→ TASK TO COMPLETE:
Write only the number of lines in the records beneath that hold "surprised".

Records from a dataset:
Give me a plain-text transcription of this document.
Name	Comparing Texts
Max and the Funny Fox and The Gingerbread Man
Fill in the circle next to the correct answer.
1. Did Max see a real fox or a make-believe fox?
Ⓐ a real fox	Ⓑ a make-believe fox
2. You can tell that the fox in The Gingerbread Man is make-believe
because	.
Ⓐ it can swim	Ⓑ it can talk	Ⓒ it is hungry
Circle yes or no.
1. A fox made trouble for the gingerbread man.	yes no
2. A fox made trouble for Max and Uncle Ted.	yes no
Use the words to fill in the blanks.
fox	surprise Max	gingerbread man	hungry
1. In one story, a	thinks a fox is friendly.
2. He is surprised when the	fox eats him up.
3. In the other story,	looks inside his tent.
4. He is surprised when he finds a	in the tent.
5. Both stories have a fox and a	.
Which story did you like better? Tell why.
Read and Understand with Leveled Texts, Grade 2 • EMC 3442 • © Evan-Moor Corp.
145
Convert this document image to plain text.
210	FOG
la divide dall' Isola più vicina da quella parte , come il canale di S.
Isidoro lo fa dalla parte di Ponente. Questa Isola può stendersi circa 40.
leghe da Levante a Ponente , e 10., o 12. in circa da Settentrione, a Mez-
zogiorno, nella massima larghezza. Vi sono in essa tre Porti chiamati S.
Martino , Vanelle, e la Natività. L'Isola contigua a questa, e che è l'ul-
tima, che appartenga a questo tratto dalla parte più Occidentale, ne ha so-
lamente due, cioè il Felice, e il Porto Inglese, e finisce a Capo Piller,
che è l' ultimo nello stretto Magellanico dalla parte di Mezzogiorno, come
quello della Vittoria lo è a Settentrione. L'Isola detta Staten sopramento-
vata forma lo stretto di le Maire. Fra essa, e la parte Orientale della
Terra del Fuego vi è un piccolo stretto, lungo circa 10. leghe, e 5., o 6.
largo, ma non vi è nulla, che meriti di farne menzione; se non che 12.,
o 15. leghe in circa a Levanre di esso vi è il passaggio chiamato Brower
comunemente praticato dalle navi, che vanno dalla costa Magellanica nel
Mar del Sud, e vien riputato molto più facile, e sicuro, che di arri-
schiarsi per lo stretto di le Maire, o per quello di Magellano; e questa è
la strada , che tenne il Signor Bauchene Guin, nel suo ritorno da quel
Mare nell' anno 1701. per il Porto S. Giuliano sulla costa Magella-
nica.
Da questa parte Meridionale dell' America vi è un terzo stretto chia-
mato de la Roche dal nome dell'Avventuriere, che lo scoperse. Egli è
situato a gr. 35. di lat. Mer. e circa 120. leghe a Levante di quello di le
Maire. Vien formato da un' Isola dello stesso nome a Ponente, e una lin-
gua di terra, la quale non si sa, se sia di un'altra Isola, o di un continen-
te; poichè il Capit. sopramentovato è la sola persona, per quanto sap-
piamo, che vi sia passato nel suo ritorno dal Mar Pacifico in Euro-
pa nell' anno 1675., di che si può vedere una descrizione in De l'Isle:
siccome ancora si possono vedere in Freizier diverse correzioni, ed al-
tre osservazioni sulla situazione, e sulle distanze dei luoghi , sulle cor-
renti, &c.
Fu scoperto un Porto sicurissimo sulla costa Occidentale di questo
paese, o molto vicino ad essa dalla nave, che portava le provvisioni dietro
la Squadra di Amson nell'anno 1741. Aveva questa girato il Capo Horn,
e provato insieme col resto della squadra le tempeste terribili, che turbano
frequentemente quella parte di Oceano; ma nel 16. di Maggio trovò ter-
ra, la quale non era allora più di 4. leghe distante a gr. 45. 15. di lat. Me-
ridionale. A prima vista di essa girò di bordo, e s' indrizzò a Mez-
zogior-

→ FULL SOLUTION:
2